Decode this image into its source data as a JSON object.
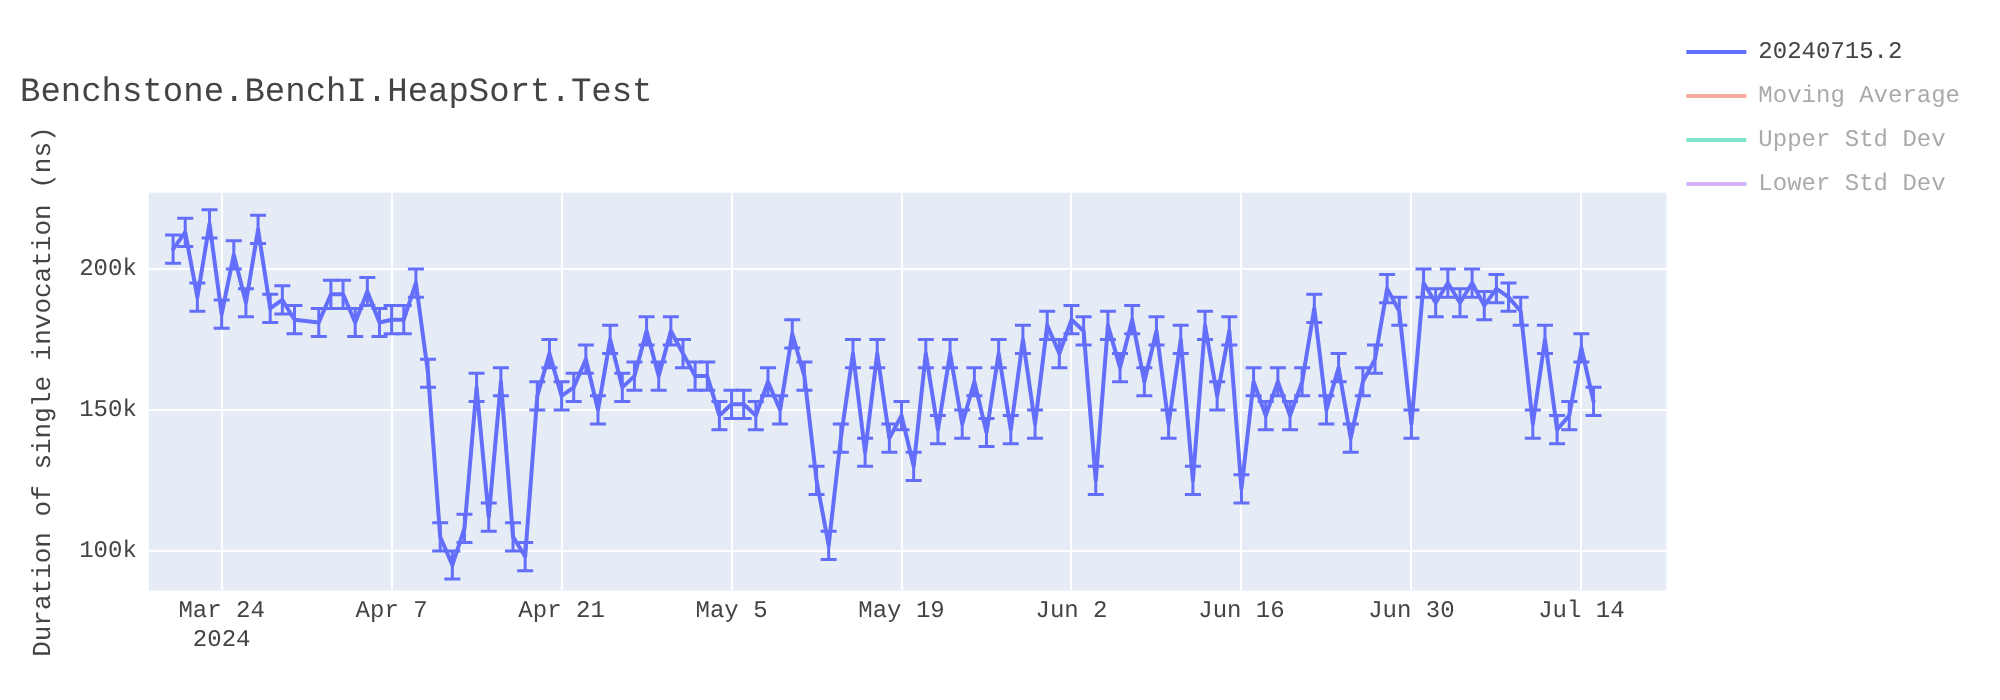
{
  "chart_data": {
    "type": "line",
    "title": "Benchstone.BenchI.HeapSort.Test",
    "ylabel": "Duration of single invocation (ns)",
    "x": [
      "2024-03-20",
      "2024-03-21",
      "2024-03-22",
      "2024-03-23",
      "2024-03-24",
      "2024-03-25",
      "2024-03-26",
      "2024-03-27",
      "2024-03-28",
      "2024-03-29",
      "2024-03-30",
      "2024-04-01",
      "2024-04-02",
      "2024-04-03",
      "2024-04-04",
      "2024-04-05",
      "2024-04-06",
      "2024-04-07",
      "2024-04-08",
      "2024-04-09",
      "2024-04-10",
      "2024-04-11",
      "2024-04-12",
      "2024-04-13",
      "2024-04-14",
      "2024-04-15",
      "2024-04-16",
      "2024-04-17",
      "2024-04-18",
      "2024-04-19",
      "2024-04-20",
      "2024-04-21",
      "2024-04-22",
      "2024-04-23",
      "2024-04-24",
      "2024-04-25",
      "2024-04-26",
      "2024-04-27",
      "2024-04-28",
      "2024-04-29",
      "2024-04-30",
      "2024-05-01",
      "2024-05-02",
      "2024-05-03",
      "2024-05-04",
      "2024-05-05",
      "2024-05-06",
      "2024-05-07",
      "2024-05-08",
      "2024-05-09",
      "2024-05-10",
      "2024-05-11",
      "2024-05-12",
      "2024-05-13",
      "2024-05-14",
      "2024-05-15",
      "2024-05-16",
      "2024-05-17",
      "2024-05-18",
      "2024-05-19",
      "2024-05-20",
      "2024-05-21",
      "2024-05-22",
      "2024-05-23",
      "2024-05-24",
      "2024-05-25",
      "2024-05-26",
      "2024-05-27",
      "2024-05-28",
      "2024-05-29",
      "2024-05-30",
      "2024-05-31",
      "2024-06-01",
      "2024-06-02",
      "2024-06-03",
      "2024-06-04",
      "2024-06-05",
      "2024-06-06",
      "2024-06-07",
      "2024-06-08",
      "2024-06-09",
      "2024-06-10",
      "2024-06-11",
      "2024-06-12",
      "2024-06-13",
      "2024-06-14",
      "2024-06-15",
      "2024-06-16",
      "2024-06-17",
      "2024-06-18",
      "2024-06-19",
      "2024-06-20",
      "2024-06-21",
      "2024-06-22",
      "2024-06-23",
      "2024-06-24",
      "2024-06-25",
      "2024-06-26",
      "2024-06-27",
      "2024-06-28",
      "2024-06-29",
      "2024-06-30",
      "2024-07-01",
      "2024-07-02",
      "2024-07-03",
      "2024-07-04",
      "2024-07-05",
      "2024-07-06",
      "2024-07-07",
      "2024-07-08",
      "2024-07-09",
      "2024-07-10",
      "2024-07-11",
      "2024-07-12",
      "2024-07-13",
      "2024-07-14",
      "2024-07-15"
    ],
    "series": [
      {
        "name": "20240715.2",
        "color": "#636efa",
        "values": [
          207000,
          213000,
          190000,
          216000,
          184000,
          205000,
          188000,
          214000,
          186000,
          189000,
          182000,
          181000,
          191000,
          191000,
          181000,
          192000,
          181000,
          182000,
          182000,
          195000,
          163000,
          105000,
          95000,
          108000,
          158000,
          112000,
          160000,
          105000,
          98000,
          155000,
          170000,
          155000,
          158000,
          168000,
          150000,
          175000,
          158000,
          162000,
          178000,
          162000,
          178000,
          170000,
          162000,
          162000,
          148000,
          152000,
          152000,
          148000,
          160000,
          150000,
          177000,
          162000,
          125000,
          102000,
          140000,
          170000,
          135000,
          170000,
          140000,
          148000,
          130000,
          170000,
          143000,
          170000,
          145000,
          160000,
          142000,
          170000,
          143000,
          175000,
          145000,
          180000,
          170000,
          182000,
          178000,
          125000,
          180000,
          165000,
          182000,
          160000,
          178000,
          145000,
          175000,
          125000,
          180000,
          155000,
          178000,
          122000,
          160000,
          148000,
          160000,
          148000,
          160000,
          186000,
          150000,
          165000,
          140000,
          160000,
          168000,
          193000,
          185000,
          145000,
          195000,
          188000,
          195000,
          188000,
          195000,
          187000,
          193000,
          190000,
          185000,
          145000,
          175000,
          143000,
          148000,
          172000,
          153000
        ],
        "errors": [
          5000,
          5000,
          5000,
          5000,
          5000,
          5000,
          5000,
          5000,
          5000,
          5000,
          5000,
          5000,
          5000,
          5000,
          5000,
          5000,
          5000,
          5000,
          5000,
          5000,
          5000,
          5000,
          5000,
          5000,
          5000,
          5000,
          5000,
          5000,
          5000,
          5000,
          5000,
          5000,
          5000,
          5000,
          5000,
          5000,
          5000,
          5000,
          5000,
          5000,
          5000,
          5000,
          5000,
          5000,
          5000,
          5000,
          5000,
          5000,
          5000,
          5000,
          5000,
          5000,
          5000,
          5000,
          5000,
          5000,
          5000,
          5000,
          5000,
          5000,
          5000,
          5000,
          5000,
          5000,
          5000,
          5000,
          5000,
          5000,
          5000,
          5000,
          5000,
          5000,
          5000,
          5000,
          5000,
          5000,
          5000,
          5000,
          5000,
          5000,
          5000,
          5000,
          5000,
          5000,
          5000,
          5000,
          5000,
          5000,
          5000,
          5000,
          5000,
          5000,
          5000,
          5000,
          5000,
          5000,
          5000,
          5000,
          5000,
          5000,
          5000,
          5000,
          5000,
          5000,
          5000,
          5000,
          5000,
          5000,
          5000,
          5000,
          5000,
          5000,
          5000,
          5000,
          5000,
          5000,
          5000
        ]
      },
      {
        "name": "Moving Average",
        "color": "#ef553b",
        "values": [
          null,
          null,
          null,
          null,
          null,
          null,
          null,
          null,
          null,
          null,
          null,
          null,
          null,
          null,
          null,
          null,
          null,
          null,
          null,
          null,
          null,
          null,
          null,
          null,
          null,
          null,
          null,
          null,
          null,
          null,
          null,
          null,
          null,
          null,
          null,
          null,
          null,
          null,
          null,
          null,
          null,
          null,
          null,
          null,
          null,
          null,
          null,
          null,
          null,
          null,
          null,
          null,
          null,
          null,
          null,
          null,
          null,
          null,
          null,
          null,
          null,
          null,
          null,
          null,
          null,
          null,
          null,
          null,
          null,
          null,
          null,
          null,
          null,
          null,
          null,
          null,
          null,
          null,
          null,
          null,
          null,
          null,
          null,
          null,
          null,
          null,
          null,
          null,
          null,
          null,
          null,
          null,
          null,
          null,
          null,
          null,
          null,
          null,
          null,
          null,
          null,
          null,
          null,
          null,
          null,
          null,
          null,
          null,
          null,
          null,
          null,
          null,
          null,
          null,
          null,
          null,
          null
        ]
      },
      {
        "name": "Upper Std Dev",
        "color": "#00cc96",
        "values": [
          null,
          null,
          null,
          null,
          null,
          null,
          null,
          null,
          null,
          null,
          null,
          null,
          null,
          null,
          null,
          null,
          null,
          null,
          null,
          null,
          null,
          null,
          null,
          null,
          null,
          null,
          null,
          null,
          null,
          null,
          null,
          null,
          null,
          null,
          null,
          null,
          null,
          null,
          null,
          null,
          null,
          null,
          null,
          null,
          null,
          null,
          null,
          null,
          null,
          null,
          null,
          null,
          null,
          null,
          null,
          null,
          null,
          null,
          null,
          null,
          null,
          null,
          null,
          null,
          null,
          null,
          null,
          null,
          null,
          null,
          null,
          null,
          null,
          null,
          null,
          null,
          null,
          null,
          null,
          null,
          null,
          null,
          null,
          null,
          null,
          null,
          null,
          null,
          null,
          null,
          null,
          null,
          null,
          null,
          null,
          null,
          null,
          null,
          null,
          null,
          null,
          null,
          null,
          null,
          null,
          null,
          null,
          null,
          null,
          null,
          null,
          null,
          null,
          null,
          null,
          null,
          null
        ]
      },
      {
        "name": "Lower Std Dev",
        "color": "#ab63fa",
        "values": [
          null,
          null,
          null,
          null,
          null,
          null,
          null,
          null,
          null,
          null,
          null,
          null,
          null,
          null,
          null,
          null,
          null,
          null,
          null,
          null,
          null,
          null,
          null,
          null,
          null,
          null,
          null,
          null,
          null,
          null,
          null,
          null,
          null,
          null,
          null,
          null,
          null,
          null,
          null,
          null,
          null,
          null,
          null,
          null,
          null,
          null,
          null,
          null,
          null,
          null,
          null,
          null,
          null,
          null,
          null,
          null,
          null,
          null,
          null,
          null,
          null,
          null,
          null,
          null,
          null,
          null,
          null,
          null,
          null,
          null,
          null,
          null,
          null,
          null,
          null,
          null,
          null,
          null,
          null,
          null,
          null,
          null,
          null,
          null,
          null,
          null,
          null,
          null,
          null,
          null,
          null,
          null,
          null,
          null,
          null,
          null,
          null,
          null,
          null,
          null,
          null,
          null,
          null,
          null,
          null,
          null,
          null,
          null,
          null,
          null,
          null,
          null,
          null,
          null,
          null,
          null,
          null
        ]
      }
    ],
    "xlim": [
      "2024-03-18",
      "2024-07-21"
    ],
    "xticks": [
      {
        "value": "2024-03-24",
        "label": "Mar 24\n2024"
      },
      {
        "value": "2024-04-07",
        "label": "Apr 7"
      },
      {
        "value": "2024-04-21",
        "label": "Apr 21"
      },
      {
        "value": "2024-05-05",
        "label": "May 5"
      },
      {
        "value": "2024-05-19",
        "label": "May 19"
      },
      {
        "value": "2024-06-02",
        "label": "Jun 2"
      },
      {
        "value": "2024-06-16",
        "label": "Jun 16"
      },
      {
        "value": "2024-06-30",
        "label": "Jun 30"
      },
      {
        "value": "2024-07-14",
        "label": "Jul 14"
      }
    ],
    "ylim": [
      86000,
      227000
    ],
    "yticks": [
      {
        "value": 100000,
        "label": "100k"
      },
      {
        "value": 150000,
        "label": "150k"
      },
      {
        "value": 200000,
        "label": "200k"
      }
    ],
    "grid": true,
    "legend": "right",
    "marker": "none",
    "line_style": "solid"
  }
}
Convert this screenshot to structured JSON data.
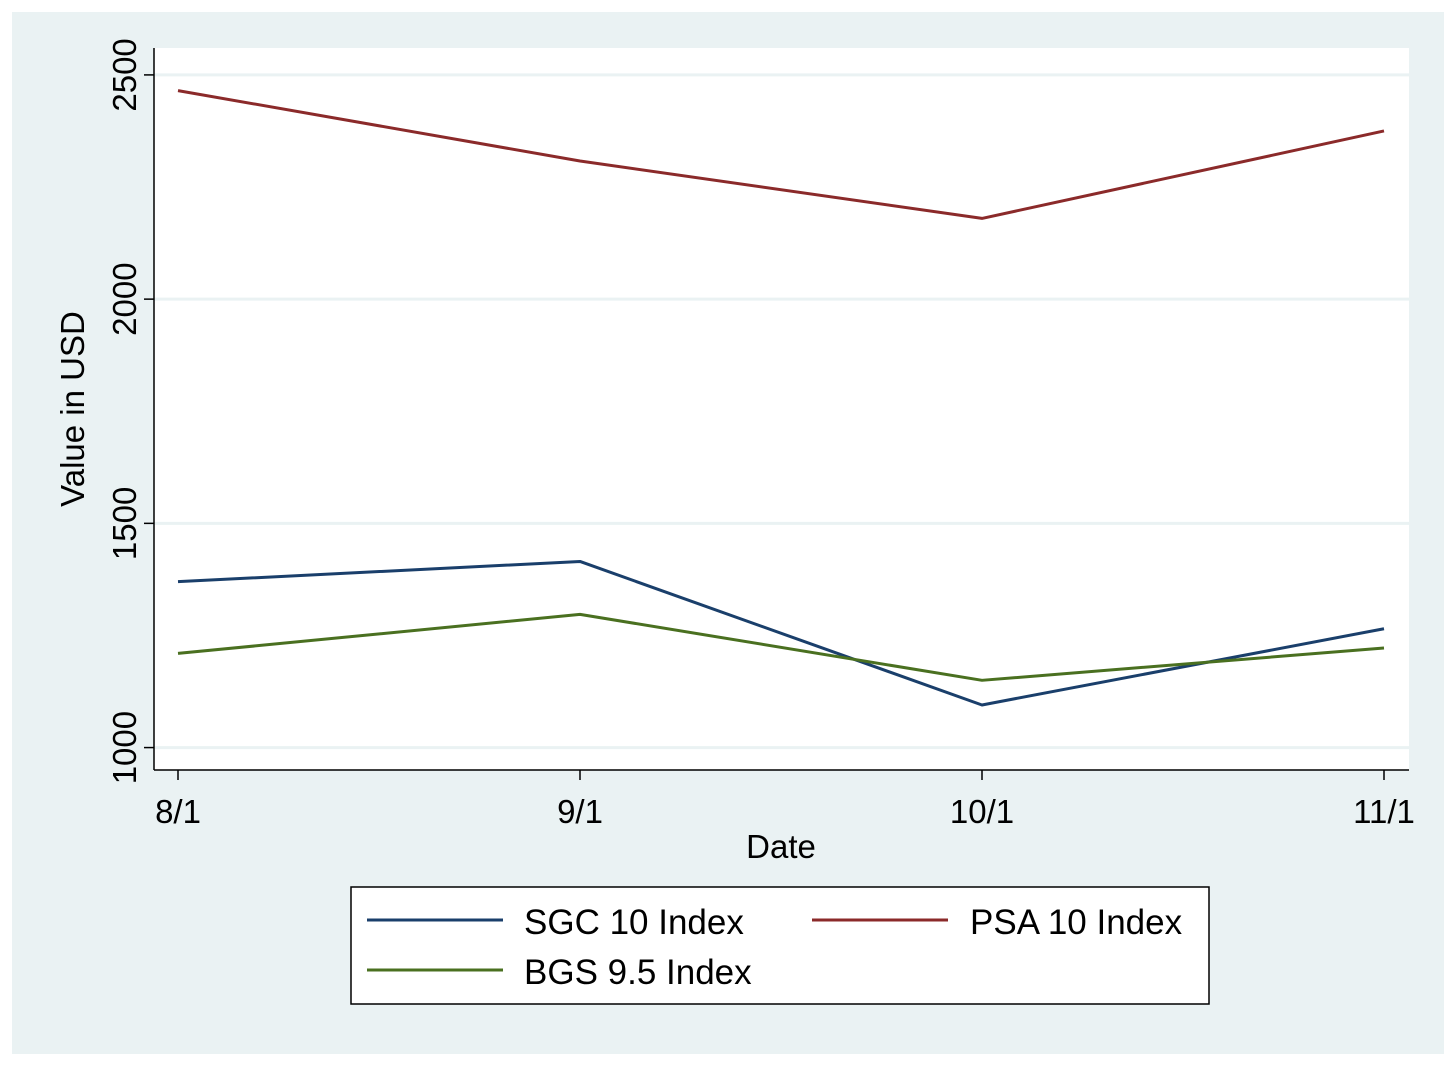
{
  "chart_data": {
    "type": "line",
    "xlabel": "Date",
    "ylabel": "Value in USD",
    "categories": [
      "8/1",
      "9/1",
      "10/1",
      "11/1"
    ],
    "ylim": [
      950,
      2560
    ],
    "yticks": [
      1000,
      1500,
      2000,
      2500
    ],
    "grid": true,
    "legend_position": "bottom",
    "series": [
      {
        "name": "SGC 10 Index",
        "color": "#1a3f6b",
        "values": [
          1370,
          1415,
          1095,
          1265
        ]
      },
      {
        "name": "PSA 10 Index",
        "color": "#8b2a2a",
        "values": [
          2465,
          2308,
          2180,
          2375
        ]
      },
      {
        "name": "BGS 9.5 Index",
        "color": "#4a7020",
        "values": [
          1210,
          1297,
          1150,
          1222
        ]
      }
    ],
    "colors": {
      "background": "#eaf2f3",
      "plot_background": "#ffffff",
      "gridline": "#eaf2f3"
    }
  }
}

**AIM:** Quote, without alteration, the lines running from the line containing "Convert this screenshot" to the last line of the entries, and include no pictures.

**FINAL RESULT:**
Convert this screenshot to structured JSON data.
{
  "chart_data": {
    "type": "line",
    "xlabel": "Date",
    "ylabel": "Value in USD",
    "categories": [
      "8/1",
      "9/1",
      "10/1",
      "11/1"
    ],
    "ylim": [
      950,
      2560
    ],
    "yticks": [
      1000,
      1500,
      2000,
      2500
    ],
    "grid": true,
    "legend_position": "bottom",
    "series": [
      {
        "name": "SGC 10 Index",
        "color": "#1a3f6b",
        "values": [
          1370,
          1415,
          1095,
          1265
        ]
      },
      {
        "name": "PSA 10 Index",
        "color": "#8b2a2a",
        "values": [
          2465,
          2308,
          2180,
          2375
        ]
      },
      {
        "name": "BGS 9.5 Index",
        "color": "#4a7020",
        "values": [
          1210,
          1297,
          1150,
          1222
        ]
      }
    ],
    "colors": {
      "background": "#eaf2f3",
      "plot_background": "#ffffff",
      "gridline": "#eaf2f3"
    }
  }
}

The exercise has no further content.